WORK TO COMPLETE:
Rewrite the data below as a Markdown table with the columns "Row" and "Content", numbering each line in "Row" and omitting blank lines.

===== EXTRACTED MATERIAL

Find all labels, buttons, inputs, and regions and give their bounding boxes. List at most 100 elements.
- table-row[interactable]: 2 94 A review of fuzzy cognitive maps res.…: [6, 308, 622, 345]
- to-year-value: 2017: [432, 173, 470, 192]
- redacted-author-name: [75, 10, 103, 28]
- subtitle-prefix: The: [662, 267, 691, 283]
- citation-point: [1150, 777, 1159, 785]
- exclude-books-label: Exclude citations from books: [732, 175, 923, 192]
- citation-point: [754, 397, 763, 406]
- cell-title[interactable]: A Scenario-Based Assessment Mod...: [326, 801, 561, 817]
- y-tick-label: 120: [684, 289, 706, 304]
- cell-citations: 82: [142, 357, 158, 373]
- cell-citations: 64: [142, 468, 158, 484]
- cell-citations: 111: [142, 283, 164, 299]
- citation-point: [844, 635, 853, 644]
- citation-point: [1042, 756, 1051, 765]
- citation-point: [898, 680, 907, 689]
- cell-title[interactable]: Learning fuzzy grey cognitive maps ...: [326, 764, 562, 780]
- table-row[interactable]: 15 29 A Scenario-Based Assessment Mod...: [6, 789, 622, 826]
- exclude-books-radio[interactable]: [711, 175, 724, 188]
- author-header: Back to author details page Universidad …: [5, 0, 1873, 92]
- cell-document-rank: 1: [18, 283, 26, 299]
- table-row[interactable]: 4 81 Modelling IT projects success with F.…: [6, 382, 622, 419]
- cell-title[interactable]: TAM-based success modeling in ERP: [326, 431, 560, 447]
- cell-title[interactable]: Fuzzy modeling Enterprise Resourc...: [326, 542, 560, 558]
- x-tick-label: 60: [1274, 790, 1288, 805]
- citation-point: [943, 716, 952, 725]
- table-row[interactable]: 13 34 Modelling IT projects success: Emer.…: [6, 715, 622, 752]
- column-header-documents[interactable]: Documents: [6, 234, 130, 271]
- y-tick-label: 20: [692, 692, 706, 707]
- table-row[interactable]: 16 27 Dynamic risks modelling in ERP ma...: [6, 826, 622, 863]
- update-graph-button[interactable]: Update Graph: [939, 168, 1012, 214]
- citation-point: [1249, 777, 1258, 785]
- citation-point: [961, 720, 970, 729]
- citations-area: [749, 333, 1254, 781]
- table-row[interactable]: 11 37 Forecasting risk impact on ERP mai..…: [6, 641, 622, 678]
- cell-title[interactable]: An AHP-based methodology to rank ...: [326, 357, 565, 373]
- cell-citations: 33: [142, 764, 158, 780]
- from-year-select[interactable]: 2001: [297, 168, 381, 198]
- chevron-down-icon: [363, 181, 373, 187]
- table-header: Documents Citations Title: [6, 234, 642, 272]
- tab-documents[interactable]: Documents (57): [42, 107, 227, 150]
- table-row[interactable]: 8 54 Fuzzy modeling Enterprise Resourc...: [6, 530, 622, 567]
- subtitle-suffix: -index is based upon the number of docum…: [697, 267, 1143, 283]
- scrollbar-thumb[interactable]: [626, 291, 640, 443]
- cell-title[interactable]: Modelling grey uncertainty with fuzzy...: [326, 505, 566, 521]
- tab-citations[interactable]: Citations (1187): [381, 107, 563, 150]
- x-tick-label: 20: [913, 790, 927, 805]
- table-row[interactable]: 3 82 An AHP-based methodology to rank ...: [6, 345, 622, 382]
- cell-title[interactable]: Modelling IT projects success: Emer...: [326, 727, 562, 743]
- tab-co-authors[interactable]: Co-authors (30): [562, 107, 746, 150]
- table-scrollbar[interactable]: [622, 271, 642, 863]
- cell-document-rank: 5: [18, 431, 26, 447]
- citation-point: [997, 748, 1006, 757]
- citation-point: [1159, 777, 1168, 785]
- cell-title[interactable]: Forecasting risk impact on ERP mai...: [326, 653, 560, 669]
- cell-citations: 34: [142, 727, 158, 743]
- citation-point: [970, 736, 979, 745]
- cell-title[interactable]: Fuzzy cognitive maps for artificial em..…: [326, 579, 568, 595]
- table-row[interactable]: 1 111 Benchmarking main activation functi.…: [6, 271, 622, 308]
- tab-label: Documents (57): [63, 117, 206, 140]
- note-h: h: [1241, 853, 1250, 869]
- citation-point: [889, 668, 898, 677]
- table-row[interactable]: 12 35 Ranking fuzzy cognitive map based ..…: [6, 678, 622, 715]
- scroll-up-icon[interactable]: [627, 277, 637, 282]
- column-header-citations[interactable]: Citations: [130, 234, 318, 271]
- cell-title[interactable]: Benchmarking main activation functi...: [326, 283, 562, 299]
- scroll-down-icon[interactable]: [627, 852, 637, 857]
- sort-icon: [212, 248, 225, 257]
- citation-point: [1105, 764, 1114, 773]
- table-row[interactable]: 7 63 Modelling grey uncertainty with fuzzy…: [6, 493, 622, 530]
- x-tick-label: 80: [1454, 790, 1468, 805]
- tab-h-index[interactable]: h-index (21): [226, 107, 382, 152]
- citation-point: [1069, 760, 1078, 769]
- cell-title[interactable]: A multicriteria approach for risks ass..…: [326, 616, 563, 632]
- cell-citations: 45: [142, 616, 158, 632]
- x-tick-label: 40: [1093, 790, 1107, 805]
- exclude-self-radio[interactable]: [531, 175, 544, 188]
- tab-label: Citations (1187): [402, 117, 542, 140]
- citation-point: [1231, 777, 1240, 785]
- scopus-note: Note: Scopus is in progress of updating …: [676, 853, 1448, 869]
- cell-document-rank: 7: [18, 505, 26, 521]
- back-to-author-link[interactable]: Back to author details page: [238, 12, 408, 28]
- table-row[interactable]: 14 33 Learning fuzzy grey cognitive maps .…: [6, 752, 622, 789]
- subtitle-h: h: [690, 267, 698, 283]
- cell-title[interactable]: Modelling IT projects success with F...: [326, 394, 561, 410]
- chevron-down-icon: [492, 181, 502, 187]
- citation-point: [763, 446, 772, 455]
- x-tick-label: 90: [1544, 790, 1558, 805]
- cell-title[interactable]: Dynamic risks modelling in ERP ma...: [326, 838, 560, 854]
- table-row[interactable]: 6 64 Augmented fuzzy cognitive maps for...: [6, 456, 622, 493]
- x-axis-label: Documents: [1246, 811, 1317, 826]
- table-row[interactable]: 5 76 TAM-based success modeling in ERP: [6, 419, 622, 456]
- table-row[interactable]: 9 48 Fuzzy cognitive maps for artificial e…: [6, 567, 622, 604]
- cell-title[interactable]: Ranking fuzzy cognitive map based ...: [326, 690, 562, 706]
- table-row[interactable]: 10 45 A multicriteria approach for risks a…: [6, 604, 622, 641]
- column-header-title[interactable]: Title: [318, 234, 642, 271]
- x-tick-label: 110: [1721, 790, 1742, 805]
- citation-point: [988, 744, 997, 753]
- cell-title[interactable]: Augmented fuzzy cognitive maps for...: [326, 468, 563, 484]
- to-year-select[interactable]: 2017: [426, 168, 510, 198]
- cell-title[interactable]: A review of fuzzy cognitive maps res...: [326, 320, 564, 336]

==========

FINAL ANSWER:
| Row | Content |
|---|---|
| 1 | Find all labels, buttons, inputs, and regions and give their bounding boxes. List at most 100 elements. |
| 2 | - table-row[interactable]: 2 94 A review of fuzzy cognitive maps res.…: [6, 308, 622, 345] |
| 3 | - to-year-value: 2017: [432, 173, 470, 192] |
| 4 | - redacted-author-name: [75, 10, 103, 28] |
| 5 | - subtitle-prefix: The: [662, 267, 691, 283] |
| 6 | - citation-point: [1150, 777, 1159, 785] |
| 7 | - exclude-books-label: Exclude citations from books: [732, 175, 923, 192] |
| 8 | - citation-point: [754, 397, 763, 406] |
| 9 | - cell-title[interactable]: A Scenario-Based Assessment Mod...: [326, 801, 561, 817] |
| 10 | - y-tick-label: 120: [684, 289, 706, 304] |
| 11 | - cell-citations: 82: [142, 357, 158, 373] |
| 12 | - cell-citations: 64: [142, 468, 158, 484] |
| 13 | - cell-citations: 111: [142, 283, 164, 299] |
| 14 | - citation-point: [844, 635, 853, 644] |
| 15 | - citation-point: [1042, 756, 1051, 765] |
| 16 | - citation-point: [898, 680, 907, 689] |
| 17 | - cell-title[interactable]: Learning fuzzy grey cognitive maps ...: [326, 764, 562, 780] |
| 18 | - table-row[interactable]: 15 29 A Scenario-Based Assessment Mod...: [6, 789, 622, 826] |
| 19 | - exclude-books-radio[interactable]: [711, 175, 724, 188] |
| 20 | - author-header: Back to author details page Universidad …: [5, 0, 1873, 92] |
| 21 | - cell-document-rank: 1: [18, 283, 26, 299] |
| 22 | - table-row[interactable]: 4 81 Modelling IT projects success with F.…: [6, 382, 622, 419] |
| 23 | - cell-title[interactable]: TAM-based success modeling in ERP: [326, 431, 560, 447] |
| 24 | - cell-title[interactable]: Fuzzy modeling Enterprise Resourc...: [326, 542, 560, 558] |
| 25 | - x-tick-label: 60: [1274, 790, 1288, 805] |
| 26 | - citation-point: [943, 716, 952, 725] |
| 27 | - table-row[interactable]: 13 34 Modelling IT projects success: Emer.…: [6, 715, 622, 752] |
| 28 | - column-header-documents[interactable]: Documents: [6, 234, 130, 271] |
| 29 | - y-tick-label: 20: [692, 692, 706, 707] |
| 30 | - table-row[interactable]: 16 27 Dynamic risks modelling in ERP ma...: [6, 826, 622, 863] |
| 31 | - update-graph-button[interactable]: Update Graph: [939, 168, 1012, 214] |
| 32 | - citation-point: [1249, 777, 1258, 785] |
| 33 | - citation-point: [961, 720, 970, 729] |
| 34 | - citations-area: [749, 333, 1254, 781] |
| 35 | - table-row[interactable]: 11 37 Forecasting risk impact on ERP mai..…: [6, 641, 622, 678] |
| 36 | - cell-title[interactable]: An AHP-based methodology to rank ...: [326, 357, 565, 373] |
| 37 | - cell-citations: 33: [142, 764, 158, 780] |
| 38 | - from-year-select[interactable]: 2001: [297, 168, 381, 198] |
| 39 | - chevron-down-icon: [363, 181, 373, 187] |
| 40 | - table-header: Documents Citations Title: [6, 234, 642, 272] |
| 41 | - tab-documents[interactable]: Documents (57): [42, 107, 227, 150] |
| 42 | - table-row[interactable]: 8 54 Fuzzy modeling Enterprise Resourc...: [6, 530, 622, 567] |
| 43 | - subtitle-suffix: -index is based upon the number of docum…: [697, 267, 1143, 283] |
| 44 | - scrollbar-thumb[interactable]: [626, 291, 640, 443] |
| 45 | - cell-title[interactable]: Modelling grey uncertainty with fuzzy...: [326, 505, 566, 521] |
| 46 | - tab-citations[interactable]: Citations (1187): [381, 107, 563, 150] |
| 47 | - x-tick-label: 20: [913, 790, 927, 805] |
| 48 | - table-row[interactable]: 3 82 An AHP-based methodology to rank ...: [6, 345, 622, 382] |
| 49 | - cell-title[interactable]: Modelling IT projects success: Emer...: [326, 727, 562, 743] |
| 50 | - tab-co-authors[interactable]: Co-authors (30): [562, 107, 746, 150] |
| 51 | - table-scrollbar[interactable]: [622, 271, 642, 863] |
| 52 | - cell-document-rank: 5: [18, 431, 26, 447] |
| 53 | - citation-point: [997, 748, 1006, 757] |
| 54 | - citation-point: [1159, 777, 1168, 785] |
| 55 | - cell-title[interactable]: Forecasting risk impact on ERP mai...: [326, 653, 560, 669] |
| 56 | - cell-citations: 34: [142, 727, 158, 743] |
| 57 | - citation-point: [970, 736, 979, 745] |
| 58 | - cell-title[interactable]: Fuzzy cognitive maps for artificial em..…: [326, 579, 568, 595] |
| 59 | - table-row[interactable]: 1 111 Benchmarking main activation functi.…: [6, 271, 622, 308] |
| 60 | - tab-label: Documents (57): [63, 117, 206, 140] |
| 61 | - note-h: h: [1241, 853, 1250, 869] |
| 62 | - citation-point: [889, 668, 898, 677] |
| 63 | - table-row[interactable]: 12 35 Ranking fuzzy cognitive map based ..…: [6, 678, 622, 715] |
| 64 | - scroll-up-icon[interactable]: [627, 277, 637, 282] |
| 65 | - column-header-citations[interactable]: Citations: [130, 234, 318, 271] |
| 66 | - cell-title[interactable]: Benchmarking main activation functi...: [326, 283, 562, 299] |
| 67 | - scroll-down-icon[interactable]: [627, 852, 637, 857] |
| 68 | - sort-icon: [212, 248, 225, 257] |
| 69 | - citation-point: [1105, 764, 1114, 773] |
| 70 | - table-row[interactable]: 7 63 Modelling grey uncertainty with fuzzy…: [6, 493, 622, 530] |
| 71 | - x-tick-label: 80: [1454, 790, 1468, 805] |
| 72 | - tab-h-index[interactable]: h-index (21): [226, 107, 382, 152] |
| 73 | - citation-point: [1069, 760, 1078, 769] |
| 74 | - cell-title[interactable]: A multicriteria approach for risks ass..…: [326, 616, 563, 632] |
| 75 | - cell-citations: 45: [142, 616, 158, 632] |
| 76 | - x-tick-label: 40: [1093, 790, 1107, 805] |
| 77 | - exclude-self-radio[interactable]: [531, 175, 544, 188] |
| 78 | - tab-label: Citations (1187): [402, 117, 542, 140] |
| 79 | - citation-point: [1231, 777, 1240, 785] |
| 80 | - scopus-note: Note: Scopus is in progress of updating …: [676, 853, 1448, 869] |
| 81 | - cell-document-rank: 7: [18, 505, 26, 521] |
| 82 | - back-to-author-link[interactable]: Back to author details page: [238, 12, 408, 28] |
| 83 | - table-row[interactable]: 14 33 Learning fuzzy grey cognitive maps .…: [6, 752, 622, 789] |
| 84 | - subtitle-h: h: [690, 267, 698, 283] |
| 85 | - cell-title[interactable]: Modelling IT projects success with F...: [326, 394, 561, 410] |
| 86 | - chevron-down-icon: [492, 181, 502, 187] |
| 87 | - citation-point: [763, 446, 772, 455] |
| 88 | - x-tick-label: 90: [1544, 790, 1558, 805] |
| 89 | - cell-title[interactable]: Dynamic risks modelling in ERP ma...: [326, 838, 560, 854] |
| 90 | - table-row[interactable]: 6 64 Augmented fuzzy cognitive maps for...: [6, 456, 622, 493] |
| 91 | - x-axis-label: Documents: [1246, 811, 1317, 826] |
| 92 | - table-row[interactable]: 5 76 TAM-based success modeling in ERP: [6, 419, 622, 456] |
| 93 | - table-row[interactable]: 9 48 Fuzzy cognitive maps for artificial e…: [6, 567, 622, 604] |
| 94 | - cell-title[interactable]: Ranking fuzzy cognitive map based ...: [326, 690, 562, 706] |
| 95 | - table-row[interactable]: 10 45 A multicriteria approach for risks a…: [6, 604, 622, 641] |
| 96 | - column-header-title[interactable]: Title: [318, 234, 642, 271] |
| 97 | - x-tick-label: 110: [1721, 790, 1742, 805] |
| 98 | - citation-point: [988, 744, 997, 753] |
| 99 | - cell-title[interactable]: Augmented fuzzy cognitive maps for...: [326, 468, 563, 484] |
| 100 | - to-year-select[interactable]: 2017: [426, 168, 510, 198] |
| 101 | - cell-title[interactable]: A review of fuzzy cognitive maps res...: [326, 320, 564, 336] |